Records from a data collection:
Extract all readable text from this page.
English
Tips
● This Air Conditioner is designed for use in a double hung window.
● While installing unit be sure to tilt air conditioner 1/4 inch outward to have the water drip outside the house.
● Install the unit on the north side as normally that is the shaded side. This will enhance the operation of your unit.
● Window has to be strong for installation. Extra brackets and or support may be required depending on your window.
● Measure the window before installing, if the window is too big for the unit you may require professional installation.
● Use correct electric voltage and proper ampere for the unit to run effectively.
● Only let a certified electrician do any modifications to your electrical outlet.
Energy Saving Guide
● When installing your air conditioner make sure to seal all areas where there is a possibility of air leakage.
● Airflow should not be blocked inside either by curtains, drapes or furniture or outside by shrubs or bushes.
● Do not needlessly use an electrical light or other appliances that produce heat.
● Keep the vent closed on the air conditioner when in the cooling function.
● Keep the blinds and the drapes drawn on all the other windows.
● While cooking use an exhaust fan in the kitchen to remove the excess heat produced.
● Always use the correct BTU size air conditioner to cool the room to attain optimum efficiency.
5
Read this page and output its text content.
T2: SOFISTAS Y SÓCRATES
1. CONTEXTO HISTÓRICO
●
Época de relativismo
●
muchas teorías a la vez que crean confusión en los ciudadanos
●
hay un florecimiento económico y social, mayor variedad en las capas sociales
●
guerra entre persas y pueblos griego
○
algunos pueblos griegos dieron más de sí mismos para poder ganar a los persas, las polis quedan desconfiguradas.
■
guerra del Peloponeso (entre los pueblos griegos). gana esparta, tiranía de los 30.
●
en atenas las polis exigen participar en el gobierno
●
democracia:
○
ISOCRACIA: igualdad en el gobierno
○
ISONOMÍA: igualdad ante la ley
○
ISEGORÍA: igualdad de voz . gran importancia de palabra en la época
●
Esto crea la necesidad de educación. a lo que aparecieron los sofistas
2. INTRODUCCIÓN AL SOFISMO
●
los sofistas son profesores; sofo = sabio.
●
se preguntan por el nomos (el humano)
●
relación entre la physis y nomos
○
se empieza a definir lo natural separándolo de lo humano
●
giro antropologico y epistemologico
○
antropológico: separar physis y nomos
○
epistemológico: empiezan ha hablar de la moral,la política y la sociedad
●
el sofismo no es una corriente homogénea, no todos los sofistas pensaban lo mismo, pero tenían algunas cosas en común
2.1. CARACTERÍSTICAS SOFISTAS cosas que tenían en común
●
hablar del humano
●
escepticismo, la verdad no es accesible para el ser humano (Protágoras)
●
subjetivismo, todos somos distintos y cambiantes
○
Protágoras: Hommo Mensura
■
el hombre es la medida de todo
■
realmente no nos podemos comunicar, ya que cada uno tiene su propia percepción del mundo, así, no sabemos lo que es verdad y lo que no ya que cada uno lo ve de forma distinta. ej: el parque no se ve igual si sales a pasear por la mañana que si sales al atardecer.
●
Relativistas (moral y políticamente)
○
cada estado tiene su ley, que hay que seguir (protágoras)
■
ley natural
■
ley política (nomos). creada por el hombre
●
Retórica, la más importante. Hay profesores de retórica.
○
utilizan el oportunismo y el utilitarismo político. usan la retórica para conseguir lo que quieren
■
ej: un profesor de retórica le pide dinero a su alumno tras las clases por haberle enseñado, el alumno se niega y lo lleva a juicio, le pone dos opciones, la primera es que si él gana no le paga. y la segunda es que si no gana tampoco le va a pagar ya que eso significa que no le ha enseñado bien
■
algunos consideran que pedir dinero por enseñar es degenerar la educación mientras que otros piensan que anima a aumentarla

What this task involves → Count the lines of the material that include the word "gobierno", then report only the total.

Answer for the task → 2